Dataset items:
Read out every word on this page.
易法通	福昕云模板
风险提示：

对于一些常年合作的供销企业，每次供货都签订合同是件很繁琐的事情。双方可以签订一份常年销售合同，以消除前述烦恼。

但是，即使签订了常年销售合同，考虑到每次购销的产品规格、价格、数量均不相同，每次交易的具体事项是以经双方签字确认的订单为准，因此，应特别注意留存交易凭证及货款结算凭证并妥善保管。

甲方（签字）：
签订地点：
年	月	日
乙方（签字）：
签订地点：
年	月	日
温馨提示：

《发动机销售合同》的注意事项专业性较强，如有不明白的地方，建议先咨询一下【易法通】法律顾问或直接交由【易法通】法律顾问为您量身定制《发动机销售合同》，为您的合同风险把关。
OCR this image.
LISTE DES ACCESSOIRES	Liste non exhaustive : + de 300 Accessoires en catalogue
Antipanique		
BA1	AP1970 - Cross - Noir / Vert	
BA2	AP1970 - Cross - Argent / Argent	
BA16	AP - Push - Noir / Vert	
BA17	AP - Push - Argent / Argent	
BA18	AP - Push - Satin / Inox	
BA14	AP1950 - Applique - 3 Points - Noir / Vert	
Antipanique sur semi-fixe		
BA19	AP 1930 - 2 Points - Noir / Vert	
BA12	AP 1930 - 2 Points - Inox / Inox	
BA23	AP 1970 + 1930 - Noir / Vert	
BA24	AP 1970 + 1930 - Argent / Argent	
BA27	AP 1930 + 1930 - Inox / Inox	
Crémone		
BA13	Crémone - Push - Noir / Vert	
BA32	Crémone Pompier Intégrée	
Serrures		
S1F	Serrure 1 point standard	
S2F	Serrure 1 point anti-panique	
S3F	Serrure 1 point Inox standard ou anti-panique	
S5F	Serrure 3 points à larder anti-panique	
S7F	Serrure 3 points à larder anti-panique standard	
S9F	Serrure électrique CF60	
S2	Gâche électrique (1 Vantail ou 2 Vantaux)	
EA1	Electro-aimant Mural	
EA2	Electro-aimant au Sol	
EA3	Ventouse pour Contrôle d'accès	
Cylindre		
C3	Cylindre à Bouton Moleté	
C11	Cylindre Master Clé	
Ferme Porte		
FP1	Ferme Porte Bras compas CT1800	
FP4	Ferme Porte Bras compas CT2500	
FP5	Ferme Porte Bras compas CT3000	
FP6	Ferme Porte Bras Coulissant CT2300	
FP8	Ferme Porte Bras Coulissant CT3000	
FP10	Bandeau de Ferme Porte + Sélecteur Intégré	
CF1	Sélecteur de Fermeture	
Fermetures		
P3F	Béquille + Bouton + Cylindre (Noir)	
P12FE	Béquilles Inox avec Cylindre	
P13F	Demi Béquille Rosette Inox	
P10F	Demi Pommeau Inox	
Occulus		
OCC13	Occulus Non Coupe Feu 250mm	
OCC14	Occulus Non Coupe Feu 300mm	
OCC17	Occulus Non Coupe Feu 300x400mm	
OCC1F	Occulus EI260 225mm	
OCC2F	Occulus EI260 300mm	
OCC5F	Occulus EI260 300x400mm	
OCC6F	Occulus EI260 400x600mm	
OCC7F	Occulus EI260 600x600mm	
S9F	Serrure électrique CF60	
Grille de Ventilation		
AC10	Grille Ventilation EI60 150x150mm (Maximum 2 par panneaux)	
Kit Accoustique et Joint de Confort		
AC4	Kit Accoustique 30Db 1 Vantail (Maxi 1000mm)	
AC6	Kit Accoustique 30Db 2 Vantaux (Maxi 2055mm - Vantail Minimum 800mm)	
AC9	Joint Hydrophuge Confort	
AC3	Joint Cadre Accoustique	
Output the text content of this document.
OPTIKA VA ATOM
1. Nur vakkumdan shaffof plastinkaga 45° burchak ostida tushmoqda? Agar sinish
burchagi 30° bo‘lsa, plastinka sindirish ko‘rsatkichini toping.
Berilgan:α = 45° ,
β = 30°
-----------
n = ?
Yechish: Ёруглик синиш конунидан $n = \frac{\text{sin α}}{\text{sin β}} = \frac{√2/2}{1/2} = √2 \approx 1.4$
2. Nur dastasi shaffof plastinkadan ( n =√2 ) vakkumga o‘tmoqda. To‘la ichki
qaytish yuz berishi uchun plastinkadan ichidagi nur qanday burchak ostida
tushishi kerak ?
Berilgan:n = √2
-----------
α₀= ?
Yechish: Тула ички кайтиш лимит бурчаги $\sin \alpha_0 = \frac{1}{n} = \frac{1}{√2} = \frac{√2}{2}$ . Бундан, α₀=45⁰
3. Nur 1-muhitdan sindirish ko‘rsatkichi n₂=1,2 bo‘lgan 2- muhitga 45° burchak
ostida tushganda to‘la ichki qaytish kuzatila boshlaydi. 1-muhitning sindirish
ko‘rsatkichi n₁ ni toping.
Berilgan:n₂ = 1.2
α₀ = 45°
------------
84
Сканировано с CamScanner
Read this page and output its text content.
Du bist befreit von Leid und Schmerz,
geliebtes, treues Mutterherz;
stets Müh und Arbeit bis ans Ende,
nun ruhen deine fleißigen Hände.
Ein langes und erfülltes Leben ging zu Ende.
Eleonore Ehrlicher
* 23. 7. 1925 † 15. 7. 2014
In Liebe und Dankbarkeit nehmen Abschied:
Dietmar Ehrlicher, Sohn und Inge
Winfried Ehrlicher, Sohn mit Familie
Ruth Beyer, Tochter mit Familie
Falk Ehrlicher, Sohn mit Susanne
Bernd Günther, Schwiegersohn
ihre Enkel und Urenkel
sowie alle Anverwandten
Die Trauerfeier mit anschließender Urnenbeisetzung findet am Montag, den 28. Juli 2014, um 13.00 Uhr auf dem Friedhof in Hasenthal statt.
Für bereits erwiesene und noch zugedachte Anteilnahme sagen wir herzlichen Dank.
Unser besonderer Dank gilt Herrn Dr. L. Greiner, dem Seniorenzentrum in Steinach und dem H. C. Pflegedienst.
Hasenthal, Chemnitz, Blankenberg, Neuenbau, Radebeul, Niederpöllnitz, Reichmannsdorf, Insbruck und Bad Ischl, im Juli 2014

* **Task directions**
Transcribe all of the material exactly. Omit nothing.

* **Task result**
Read out every word on this page.
易法通	福昕云模板
风险提示：

对于一些常年合作的供销企业，每次供货都签订合同是件很繁琐的事情。双方可以签订一份常年销售合同，以消除前述烦恼。

但是，即使签订了常年销售合同，考虑到每次购销的产品规格、价格、数量均不相同，每次交易的具体事项是以经双方签字确认的订单为准，因此，应特别注意留存交易凭证及货款结算凭证并妥善保管。

甲方（签字）：
签订地点：
年	月	日
乙方（签字）：
签订地点：
年	月	日
温馨提示：

《发动机销售合同》的注意事项专业性较强，如有不明白的地方，建议先咨询一下【易法通】法律顾问或直接交由【易法通】法律顾问为您量身定制《发动机销售合同》，为您的合同风险把关。
OCR this image.
LISTE DES ACCESSOIRES	Liste non exhaustive : + de 300 Accessoires en catalogue
Antipanique		
BA1	AP1970 - Cross - Noir / Vert	
BA2	AP1970 - Cross - Argent / Argent	
BA16	AP - Push - Noir / Vert	
BA17	AP - Push - Argent / Argent	
BA18	AP - Push - Satin / Inox	
BA14	AP1950 - Applique - 3 Points - Noir / Vert	
Antipanique sur semi-fixe		
BA19	AP 1930 - 2 Points - Noir / Vert	
BA12	AP 1930 - 2 Points - Inox / Inox	
BA23	AP 1970 + 1930 - Noir / Vert	
BA24	AP 1970 + 1930 - Argent / Argent	
BA27	AP 1930 + 1930 - Inox / Inox	
Crémone		
BA13	Crémone - Push - Noir / Vert	
BA32	Crémone Pompier Intégrée	
Serrures		
S1F	Serrure 1 point standard	
S2F	Serrure 1 point anti-panique	
S3F	Serrure 1 point Inox standard ou anti-panique	
S5F	Serrure 3 points à larder anti-panique	
S7F	Serrure 3 points à larder anti-panique standard	
S9F	Serrure électrique CF60	
S2	Gâche électrique (1 Vantail ou 2 Vantaux)	
EA1	Electro-aimant Mural	
EA2	Electro-aimant au Sol	
EA3	Ventouse pour Contrôle d'accès	
Cylindre		
C3	Cylindre à Bouton Moleté	
C11	Cylindre Master Clé	
Ferme Porte		
FP1	Ferme Porte Bras compas CT1800	
FP4	Ferme Porte Bras compas CT2500	
FP5	Ferme Porte Bras compas CT3000	
FP6	Ferme Porte Bras Coulissant CT2300	
FP8	Ferme Porte Bras Coulissant CT3000	
FP10	Bandeau de Ferme Porte + Sélecteur Intégré	
CF1	Sélecteur de Fermeture	
Fermetures		
P3F	Béquille + Bouton + Cylindre (Noir)	
P12FE	Béquilles Inox avec Cylindre	
P13F	Demi Béquille Rosette Inox	
P10F	Demi Pommeau Inox	
Occulus		
OCC13	Occulus Non Coupe Feu 250mm	
OCC14	Occulus Non Coupe Feu 300mm	
OCC17	Occulus Non Coupe Feu 300x400mm	
OCC1F	Occulus EI260 225mm	
OCC2F	Occulus EI260 300mm	
OCC5F	Occulus EI260 300x400mm	
OCC6F	Occulus EI260 400x600mm	
OCC7F	Occulus EI260 600x600mm	
S9F	Serrure électrique CF60	
Grille de Ventilation		
AC10	Grille Ventilation EI60 150x150mm (Maximum 2 par panneaux)	
Kit Accoustique et Joint de Confort		
AC4	Kit Accoustique 30Db 1 Vantail (Maxi 1000mm)	
AC6	Kit Accoustique 30Db 2 Vantaux (Maxi 2055mm - Vantail Minimum 800mm)	
AC9	Joint Hydrophuge Confort	
AC3	Joint Cadre Accoustique	
Output the text content of this document.
OPTIKA VA ATOM
1. Nur vakkumdan shaffof plastinkaga 45° burchak ostida tushmoqda? Agar sinish
burchagi 30° bo‘lsa, plastinka sindirish ko‘rsatkichini toping.
Berilgan:α = 45° ,
β = 30°
-----------
n = ?
Yechish: Ёруглик синиш конунидан $n = \frac{\text{sin α}}{\text{sin β}} = \frac{√2/2}{1/2} = √2 \approx 1.4$
2. Nur dastasi shaffof plastinkadan ( n =√2 ) vakkumga o‘tmoqda. To‘la ichki
qaytish yuz berishi uchun plastinkadan ichidagi nur qanday burchak ostida
tushishi kerak ?
Berilgan:n = √2
-----------
α₀= ?
Yechish: Тула ички кайтиш лимит бурчаги $\sin \alpha_0 = \frac{1}{n} = \frac{1}{√2} = \frac{√2}{2}$ . Бундан, α₀=45⁰
3. Nur 1-muhitdan sindirish ko‘rsatkichi n₂=1,2 bo‘lgan 2- muhitga 45° burchak
ostida tushganda to‘la ichki qaytish kuzatila boshlaydi. 1-muhitning sindirish
ko‘rsatkichi n₁ ni toping.
Berilgan:n₂ = 1.2
α₀ = 45°
------------
84
Сканировано с CamScanner
Read this page and output its text content.
Du bist befreit von Leid und Schmerz,
geliebtes, treues Mutterherz;
stets Müh und Arbeit bis ans Ende,
nun ruhen deine fleißigen Hände.
Ein langes und erfülltes Leben ging zu Ende.
Eleonore Ehrlicher
* 23. 7. 1925 † 15. 7. 2014
In Liebe und Dankbarkeit nehmen Abschied:
Dietmar Ehrlicher, Sohn und Inge
Winfried Ehrlicher, Sohn mit Familie
Ruth Beyer, Tochter mit Familie
Falk Ehrlicher, Sohn mit Susanne
Bernd Günther, Schwiegersohn
ihre Enkel und Urenkel
sowie alle Anverwandten
Die Trauerfeier mit anschließender Urnenbeisetzung findet am Montag, den 28. Juli 2014, um 13.00 Uhr auf dem Friedhof in Hasenthal statt.
Für bereits erwiesene und noch zugedachte Anteilnahme sagen wir herzlichen Dank.
Unser besonderer Dank gilt Herrn Dr. L. Greiner, dem Seniorenzentrum in Steinach und dem H. C. Pflegedienst.
Hasenthal, Chemnitz, Blankenberg, Neuenbau, Radebeul, Niederpöllnitz, Reichmannsdorf, Insbruck und Bad Ischl, im Juli 2014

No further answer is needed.